◆ **BRIEF**: Repeat the listing below in full, exactly as it stands.

(Figure contents as structured data)
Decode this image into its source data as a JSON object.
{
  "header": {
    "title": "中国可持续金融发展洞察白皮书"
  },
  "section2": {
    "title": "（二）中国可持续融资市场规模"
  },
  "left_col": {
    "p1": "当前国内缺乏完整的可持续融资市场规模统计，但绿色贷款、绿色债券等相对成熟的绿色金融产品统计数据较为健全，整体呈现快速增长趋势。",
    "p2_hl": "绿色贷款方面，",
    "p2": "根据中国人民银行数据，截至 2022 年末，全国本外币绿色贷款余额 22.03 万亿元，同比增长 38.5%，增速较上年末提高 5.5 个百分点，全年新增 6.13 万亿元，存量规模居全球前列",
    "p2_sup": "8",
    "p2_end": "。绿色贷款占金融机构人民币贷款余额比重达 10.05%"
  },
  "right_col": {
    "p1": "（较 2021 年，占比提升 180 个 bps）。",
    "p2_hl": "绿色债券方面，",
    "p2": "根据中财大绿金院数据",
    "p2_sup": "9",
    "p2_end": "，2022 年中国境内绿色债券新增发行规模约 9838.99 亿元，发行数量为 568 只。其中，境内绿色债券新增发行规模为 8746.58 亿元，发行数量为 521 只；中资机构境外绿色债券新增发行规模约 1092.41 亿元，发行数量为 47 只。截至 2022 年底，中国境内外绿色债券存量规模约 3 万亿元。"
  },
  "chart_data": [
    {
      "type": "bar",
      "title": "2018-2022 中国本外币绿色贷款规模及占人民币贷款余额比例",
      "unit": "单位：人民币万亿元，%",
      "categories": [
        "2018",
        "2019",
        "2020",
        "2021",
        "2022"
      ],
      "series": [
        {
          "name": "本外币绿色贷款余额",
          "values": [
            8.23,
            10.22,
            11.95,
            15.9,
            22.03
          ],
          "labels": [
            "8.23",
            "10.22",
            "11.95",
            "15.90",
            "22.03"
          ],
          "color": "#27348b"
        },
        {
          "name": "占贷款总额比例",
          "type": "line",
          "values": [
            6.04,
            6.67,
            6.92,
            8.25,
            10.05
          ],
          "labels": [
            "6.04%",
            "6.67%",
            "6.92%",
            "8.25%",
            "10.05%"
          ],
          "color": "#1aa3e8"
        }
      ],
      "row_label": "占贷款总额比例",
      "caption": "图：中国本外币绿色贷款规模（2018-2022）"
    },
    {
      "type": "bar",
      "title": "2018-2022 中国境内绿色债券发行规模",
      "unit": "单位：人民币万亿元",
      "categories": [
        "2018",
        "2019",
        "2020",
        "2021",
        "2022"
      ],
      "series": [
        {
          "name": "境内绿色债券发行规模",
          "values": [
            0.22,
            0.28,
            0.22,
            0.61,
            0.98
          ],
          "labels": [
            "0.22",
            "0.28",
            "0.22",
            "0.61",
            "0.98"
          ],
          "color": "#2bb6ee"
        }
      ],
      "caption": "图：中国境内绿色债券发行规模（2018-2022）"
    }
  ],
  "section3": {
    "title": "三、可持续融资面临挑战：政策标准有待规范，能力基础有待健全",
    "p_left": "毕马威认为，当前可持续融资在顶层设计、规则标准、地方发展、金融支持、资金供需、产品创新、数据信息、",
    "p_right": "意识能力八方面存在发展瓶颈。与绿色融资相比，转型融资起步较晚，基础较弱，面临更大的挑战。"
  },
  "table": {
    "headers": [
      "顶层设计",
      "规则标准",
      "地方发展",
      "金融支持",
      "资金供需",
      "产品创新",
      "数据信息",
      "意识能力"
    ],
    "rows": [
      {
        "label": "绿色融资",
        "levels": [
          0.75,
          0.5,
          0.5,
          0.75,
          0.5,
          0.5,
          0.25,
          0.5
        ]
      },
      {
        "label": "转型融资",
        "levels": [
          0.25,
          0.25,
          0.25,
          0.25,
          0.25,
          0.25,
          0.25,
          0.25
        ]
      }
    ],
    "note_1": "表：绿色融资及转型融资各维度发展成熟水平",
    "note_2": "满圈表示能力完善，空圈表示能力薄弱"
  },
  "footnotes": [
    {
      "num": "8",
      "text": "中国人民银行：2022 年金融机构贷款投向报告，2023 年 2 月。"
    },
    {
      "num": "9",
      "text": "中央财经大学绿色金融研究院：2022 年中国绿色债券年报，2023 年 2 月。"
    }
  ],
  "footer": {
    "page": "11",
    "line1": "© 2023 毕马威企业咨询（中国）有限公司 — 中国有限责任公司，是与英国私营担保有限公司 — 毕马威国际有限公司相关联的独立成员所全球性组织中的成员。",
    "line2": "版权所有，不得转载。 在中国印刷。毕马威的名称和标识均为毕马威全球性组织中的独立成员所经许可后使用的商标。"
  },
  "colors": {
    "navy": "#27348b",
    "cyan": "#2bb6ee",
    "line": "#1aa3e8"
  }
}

◆ **SOLUTION**:
Decode this image into its source data as a JSON object.
{
  "header": {
    "title": "中国可持续金融发展洞察白皮书"
  },
  "section2": {
    "title": "（二）中国可持续融资市场规模"
  },
  "left_col": {
    "p1": "当前国内缺乏完整的可持续融资市场规模统计，但绿色贷款、绿色债券等相对成熟的绿色金融产品统计数据较为健全，整体呈现快速增长趋势。",
    "p2_hl": "绿色贷款方面，",
    "p2": "根据中国人民银行数据，截至 2022 年末，全国本外币绿色贷款余额 22.03 万亿元，同比增长 38.5%，增速较上年末提高 5.5 个百分点，全年新增 6.13 万亿元，存量规模居全球前列",
    "p2_sup": "8",
    "p2_end": "。绿色贷款占金融机构人民币贷款余额比重达 10.05%"
  },
  "right_col": {
    "p1": "（较 2021 年，占比提升 180 个 bps）。",
    "p2_hl": "绿色债券方面，",
    "p2": "根据中财大绿金院数据",
    "p2_sup": "9",
    "p2_end": "，2022 年中国境内绿色债券新增发行规模约 9838.99 亿元，发行数量为 568 只。其中，境内绿色债券新增发行规模为 8746.58 亿元，发行数量为 521 只；中资机构境外绿色债券新增发行规模约 1092.41 亿元，发行数量为 47 只。截至 2022 年底，中国境内外绿色债券存量规模约 3 万亿元。"
  },
  "chart_data": [
    {
      "type": "bar",
      "title": "2018-2022 中国本外币绿色贷款规模及占人民币贷款余额比例",
      "unit": "单位：人民币万亿元，%",
      "categories": [
        "2018",
        "2019",
        "2020",
        "2021",
        "2022"
      ],
      "series": [
        {
          "name": "本外币绿色贷款余额",
          "values": [
            8.23,
            10.22,
            11.95,
            15.9,
            22.03
          ],
          "labels": [
            "8.23",
            "10.22",
            "11.95",
            "15.90",
            "22.03"
          ],
          "color": "#27348b"
        },
        {
          "name": "占贷款总额比例",
          "type": "line",
          "values": [
            6.04,
            6.67,
            6.92,
            8.25,
            10.05
          ],
          "labels": [
            "6.04%",
            "6.67%",
            "6.92%",
            "8.25%",
            "10.05%"
          ],
          "color": "#1aa3e8"
        }
      ],
      "row_label": "占贷款总额比例",
      "caption": "图：中国本外币绿色贷款规模（2018-2022）"
    },
    {
      "type": "bar",
      "title": "2018-2022 中国境内绿色债券发行规模",
      "unit": "单位：人民币万亿元",
      "categories": [
        "2018",
        "2019",
        "2020",
        "2021",
        "2022"
      ],
      "series": [
        {
          "name": "境内绿色债券发行规模",
          "values": [
            0.22,
            0.28,
            0.22,
            0.61,
            0.98
          ],
          "labels": [
            "0.22",
            "0.28",
            "0.22",
            "0.61",
            "0.98"
          ],
          "color": "#2bb6ee"
        }
      ],
      "caption": "图：中国境内绿色债券发行规模（2018-2022）"
    }
  ],
  "section3": {
    "title": "三、可持续融资面临挑战：政策标准有待规范，能力基础有待健全",
    "p_left": "毕马威认为，当前可持续融资在顶层设计、规则标准、地方发展、金融支持、资金供需、产品创新、数据信息、",
    "p_right": "意识能力八方面存在发展瓶颈。与绿色融资相比，转型融资起步较晚，基础较弱，面临更大的挑战。"
  },
  "table": {
    "headers": [
      "顶层设计",
      "规则标准",
      "地方发展",
      "金融支持",
      "资金供需",
      "产品创新",
      "数据信息",
      "意识能力"
    ],
    "rows": [
      {
        "label": "绿色融资",
        "levels": [
          0.75,
          0.5,
          0.5,
          0.75,
          0.5,
          0.5,
          0.25,
          0.5
        ]
      },
      {
        "label": "转型融资",
        "levels": [
          0.25,
          0.25,
          0.25,
          0.25,
          0.25,
          0.25,
          0.25,
          0.25
        ]
      }
    ],
    "note_1": "表：绿色融资及转型融资各维度发展成熟水平",
    "note_2": "满圈表示能力完善，空圈表示能力薄弱"
  },
  "footnotes": [
    {
      "num": "8",
      "text": "中国人民银行：2022 年金融机构贷款投向报告，2023 年 2 月。"
    },
    {
      "num": "9",
      "text": "中央财经大学绿色金融研究院：2022 年中国绿色债券年报，2023 年 2 月。"
    }
  ],
  "footer": {
    "page": "11",
    "line1": "© 2023 毕马威企业咨询（中国）有限公司 — 中国有限责任公司，是与英国私营担保有限公司 — 毕马威国际有限公司相关联的独立成员所全球性组织中的成员。",
    "line2": "版权所有，不得转载。 在中国印刷。毕马威的名称和标识均为毕马威全球性组织中的独立成员所经许可后使用的商标。"
  },
  "colors": {
    "navy": "#27348b",
    "cyan": "#2bb6ee",
    "line": "#1aa3e8"
  }
}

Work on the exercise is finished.